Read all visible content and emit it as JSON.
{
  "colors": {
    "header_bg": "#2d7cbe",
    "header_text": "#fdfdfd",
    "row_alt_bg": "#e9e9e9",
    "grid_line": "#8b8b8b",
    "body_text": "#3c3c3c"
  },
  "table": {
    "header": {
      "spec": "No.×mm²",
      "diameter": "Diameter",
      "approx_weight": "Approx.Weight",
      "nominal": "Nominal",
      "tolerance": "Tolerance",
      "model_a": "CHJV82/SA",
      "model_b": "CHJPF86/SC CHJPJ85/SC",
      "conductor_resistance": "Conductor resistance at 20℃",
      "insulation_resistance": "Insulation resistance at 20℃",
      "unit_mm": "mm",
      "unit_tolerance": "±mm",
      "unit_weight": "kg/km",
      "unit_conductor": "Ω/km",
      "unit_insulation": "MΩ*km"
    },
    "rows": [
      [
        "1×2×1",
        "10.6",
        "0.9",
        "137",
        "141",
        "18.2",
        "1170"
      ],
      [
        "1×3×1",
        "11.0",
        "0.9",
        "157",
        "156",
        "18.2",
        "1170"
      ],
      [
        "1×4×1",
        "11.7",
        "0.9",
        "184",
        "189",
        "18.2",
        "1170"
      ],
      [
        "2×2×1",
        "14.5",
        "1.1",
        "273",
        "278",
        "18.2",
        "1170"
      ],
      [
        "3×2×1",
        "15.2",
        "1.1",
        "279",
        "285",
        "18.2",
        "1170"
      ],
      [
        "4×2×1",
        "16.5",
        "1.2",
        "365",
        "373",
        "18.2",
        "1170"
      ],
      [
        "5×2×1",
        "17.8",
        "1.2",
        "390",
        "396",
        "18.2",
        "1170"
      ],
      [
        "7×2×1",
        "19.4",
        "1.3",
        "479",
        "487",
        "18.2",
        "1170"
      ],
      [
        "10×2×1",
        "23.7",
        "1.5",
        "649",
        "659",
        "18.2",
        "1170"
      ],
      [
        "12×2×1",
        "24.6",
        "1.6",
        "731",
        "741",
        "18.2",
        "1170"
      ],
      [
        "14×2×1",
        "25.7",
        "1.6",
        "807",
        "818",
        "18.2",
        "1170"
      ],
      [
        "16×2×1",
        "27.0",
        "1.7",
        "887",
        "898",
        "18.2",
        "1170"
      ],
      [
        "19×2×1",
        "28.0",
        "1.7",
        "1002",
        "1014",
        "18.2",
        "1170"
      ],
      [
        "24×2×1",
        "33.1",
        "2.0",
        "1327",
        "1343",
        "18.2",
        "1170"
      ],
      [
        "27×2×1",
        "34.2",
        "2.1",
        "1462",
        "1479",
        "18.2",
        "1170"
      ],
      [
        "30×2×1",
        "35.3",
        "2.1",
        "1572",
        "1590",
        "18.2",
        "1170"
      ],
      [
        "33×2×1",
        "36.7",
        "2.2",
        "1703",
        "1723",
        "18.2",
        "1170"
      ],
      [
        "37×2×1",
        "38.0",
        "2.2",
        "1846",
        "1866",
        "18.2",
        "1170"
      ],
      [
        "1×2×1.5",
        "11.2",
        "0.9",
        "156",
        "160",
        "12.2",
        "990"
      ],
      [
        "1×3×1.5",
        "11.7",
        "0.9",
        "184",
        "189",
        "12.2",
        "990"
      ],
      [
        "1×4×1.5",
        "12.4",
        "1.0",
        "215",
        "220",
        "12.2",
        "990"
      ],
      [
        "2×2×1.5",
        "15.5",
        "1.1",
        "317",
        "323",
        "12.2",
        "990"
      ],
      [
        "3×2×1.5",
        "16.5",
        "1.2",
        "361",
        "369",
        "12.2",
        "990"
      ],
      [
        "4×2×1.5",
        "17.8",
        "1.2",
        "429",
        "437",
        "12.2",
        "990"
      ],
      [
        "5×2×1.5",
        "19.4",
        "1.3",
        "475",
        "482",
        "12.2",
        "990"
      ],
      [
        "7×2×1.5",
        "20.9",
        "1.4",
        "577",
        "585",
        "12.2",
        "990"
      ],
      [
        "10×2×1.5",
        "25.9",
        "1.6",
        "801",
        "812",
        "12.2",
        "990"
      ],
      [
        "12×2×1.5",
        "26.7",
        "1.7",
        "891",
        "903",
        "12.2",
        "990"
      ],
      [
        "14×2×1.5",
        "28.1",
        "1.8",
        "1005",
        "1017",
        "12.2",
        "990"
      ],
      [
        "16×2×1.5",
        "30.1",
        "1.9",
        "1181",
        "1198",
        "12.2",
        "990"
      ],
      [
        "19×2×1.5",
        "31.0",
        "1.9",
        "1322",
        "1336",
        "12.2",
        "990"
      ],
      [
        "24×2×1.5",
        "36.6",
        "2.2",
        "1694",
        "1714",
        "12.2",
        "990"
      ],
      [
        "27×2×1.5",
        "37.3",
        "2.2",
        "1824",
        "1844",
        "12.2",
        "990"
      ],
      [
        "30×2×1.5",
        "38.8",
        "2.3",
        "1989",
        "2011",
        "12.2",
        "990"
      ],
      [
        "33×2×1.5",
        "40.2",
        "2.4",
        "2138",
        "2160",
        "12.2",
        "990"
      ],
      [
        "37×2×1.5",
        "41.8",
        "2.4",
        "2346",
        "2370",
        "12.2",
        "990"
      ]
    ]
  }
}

...

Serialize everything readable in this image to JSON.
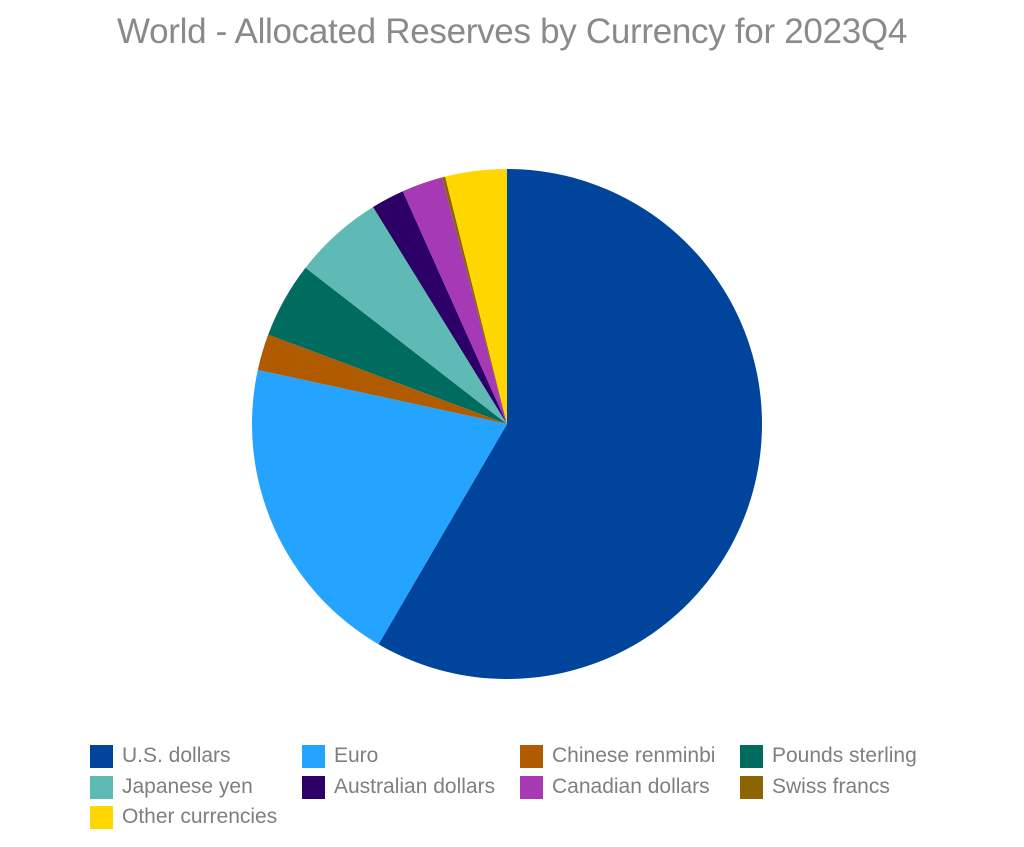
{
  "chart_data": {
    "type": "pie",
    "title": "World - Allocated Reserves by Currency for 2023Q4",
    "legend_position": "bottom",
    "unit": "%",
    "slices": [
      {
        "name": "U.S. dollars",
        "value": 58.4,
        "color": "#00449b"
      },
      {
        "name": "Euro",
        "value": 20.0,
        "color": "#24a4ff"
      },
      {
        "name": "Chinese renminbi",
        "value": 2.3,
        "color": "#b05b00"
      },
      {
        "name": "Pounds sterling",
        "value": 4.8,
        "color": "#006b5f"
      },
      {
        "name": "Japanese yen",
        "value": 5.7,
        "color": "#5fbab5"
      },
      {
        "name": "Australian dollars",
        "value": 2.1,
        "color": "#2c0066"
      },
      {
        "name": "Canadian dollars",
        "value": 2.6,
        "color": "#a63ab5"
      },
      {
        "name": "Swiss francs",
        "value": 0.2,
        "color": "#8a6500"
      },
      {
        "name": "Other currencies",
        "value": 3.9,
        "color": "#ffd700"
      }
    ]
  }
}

...

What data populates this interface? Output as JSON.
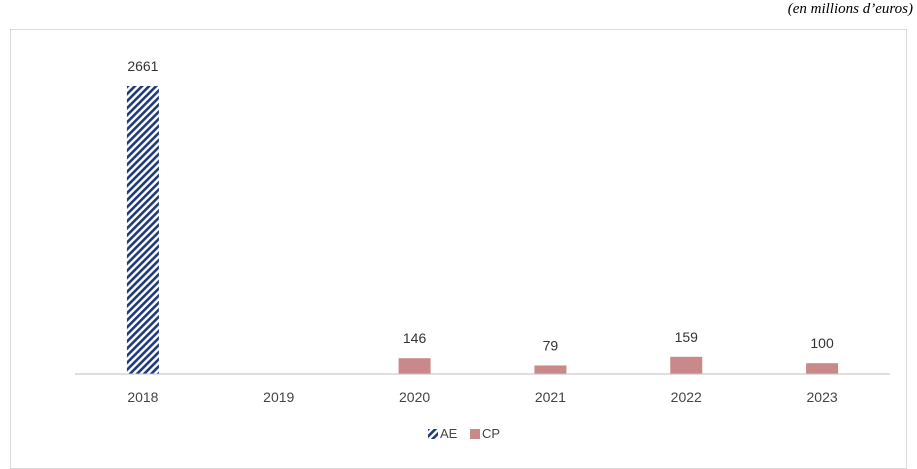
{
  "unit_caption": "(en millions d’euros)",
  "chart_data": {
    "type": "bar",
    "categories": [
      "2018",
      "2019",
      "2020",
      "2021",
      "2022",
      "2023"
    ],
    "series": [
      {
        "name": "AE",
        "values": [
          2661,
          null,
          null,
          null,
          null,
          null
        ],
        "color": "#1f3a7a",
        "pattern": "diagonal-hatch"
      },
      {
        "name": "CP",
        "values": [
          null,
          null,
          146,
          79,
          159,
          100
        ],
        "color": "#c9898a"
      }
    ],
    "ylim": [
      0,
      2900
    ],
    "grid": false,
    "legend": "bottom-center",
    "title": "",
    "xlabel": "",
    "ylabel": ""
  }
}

What you need to do: Say how many lines include the word "title"; reply with the number alone.

Answer in full: 2